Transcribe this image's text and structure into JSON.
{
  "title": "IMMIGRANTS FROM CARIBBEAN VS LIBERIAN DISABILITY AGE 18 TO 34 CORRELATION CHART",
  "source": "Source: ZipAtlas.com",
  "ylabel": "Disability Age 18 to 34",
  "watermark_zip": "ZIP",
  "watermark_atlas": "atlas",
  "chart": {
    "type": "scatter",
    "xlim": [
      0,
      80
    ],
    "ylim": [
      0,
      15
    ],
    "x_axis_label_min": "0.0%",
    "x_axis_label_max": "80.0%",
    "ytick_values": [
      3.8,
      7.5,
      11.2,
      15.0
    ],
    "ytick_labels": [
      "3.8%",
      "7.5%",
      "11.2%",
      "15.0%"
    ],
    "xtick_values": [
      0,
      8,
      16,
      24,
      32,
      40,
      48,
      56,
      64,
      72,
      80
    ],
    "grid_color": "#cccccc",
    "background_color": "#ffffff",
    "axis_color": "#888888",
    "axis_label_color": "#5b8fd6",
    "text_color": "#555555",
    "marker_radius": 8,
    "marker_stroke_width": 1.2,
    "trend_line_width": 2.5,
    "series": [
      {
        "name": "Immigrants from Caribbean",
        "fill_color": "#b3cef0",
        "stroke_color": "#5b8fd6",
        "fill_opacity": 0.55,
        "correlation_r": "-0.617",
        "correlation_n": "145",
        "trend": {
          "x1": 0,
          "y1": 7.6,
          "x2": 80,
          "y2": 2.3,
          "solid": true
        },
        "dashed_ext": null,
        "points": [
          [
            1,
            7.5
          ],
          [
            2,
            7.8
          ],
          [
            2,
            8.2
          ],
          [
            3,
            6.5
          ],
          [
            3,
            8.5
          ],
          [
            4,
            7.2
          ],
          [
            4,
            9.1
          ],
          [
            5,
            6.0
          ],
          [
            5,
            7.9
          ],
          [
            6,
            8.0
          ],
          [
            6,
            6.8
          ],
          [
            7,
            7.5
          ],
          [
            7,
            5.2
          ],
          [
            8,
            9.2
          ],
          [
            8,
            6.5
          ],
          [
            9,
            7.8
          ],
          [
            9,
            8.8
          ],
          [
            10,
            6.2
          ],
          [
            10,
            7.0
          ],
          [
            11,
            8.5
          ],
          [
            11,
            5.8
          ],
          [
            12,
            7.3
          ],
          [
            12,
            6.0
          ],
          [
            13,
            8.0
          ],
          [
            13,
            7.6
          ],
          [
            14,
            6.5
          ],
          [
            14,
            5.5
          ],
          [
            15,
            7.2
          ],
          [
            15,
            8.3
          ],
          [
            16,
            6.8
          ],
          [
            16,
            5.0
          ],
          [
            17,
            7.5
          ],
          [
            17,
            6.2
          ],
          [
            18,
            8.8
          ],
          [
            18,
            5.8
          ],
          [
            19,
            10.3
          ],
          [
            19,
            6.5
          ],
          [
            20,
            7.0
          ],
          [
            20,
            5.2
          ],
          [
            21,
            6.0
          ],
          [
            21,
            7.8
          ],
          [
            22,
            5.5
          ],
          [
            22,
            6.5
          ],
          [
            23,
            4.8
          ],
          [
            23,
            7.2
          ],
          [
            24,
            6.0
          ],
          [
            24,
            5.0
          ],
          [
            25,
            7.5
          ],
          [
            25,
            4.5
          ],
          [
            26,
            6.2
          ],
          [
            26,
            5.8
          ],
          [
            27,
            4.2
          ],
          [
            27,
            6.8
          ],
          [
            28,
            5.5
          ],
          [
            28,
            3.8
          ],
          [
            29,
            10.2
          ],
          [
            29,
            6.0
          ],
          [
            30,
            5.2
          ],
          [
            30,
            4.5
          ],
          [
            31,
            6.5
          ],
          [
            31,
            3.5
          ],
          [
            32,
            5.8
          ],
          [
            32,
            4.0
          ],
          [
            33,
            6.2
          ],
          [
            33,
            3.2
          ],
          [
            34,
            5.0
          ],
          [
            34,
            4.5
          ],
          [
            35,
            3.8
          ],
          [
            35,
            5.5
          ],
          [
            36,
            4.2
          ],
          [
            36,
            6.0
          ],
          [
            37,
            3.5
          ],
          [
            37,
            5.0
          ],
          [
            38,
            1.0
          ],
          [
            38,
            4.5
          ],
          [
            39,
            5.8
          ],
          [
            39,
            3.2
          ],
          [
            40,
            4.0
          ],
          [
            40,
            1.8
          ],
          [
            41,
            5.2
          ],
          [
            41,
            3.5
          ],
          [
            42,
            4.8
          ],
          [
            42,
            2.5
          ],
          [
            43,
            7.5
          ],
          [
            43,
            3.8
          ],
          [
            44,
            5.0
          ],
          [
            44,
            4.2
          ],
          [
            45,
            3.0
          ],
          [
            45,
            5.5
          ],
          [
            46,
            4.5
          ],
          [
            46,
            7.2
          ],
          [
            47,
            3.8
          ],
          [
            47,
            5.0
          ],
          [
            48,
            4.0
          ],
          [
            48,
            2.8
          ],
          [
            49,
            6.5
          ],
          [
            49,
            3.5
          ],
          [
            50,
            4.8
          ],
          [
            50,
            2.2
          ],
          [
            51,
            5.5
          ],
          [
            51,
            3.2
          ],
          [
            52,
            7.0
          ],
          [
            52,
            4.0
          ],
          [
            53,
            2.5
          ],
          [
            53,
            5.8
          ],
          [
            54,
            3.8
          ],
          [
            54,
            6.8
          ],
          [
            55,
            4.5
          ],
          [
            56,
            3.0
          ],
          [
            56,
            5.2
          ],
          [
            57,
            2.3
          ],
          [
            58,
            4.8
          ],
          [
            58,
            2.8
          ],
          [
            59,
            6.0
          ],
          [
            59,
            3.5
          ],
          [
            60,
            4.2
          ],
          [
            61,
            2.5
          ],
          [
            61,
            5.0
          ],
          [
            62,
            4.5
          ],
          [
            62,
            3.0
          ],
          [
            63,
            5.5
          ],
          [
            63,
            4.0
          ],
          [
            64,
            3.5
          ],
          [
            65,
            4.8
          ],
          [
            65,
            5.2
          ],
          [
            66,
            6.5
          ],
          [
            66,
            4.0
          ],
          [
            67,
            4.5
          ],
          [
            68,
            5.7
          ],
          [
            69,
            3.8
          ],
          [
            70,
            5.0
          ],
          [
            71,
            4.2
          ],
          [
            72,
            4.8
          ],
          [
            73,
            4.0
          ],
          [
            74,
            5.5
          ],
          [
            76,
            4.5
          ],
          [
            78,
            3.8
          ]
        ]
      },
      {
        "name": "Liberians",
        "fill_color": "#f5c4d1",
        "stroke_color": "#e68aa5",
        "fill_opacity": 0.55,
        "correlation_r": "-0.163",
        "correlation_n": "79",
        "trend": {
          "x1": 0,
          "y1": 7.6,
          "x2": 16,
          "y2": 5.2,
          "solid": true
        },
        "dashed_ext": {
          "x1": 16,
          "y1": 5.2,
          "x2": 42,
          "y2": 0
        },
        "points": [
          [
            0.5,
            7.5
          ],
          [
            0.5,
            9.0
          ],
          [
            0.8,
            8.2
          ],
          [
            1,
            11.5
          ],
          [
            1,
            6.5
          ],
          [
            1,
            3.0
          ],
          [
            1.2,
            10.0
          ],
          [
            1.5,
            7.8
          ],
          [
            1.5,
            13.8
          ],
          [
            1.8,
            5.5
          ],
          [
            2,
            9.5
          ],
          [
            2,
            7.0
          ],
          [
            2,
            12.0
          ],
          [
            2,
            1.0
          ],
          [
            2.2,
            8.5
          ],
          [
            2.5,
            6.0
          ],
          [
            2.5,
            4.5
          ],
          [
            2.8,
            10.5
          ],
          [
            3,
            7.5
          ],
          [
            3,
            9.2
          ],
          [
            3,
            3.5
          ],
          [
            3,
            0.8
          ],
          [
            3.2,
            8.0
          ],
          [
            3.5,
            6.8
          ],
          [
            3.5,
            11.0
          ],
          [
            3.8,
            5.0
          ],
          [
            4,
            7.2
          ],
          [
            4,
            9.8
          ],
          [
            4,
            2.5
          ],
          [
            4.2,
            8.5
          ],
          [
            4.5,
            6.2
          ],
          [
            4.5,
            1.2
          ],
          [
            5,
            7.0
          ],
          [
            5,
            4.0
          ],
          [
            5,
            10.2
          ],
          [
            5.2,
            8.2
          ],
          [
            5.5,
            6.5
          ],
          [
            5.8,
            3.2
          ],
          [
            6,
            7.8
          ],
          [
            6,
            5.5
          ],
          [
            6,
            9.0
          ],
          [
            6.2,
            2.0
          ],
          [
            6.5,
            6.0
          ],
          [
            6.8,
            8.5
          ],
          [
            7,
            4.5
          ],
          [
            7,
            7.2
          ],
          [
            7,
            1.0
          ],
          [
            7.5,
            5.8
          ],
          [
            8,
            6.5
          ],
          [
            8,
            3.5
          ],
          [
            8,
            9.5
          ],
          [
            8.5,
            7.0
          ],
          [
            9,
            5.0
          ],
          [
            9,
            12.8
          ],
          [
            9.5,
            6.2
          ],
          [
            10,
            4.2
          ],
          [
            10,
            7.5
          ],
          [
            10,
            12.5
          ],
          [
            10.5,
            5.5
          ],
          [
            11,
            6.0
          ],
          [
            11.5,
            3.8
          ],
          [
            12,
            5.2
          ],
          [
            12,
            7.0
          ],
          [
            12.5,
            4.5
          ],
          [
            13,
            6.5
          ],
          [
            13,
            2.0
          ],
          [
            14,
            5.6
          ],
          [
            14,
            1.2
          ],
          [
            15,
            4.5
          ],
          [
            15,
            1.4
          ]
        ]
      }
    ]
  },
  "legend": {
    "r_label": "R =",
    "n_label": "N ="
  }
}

============

• Requirement: Sift through the entries and copy every line with "name".

• Written answer:
        "name": "Immigrants from Caribbean",
        "name": "Liberians",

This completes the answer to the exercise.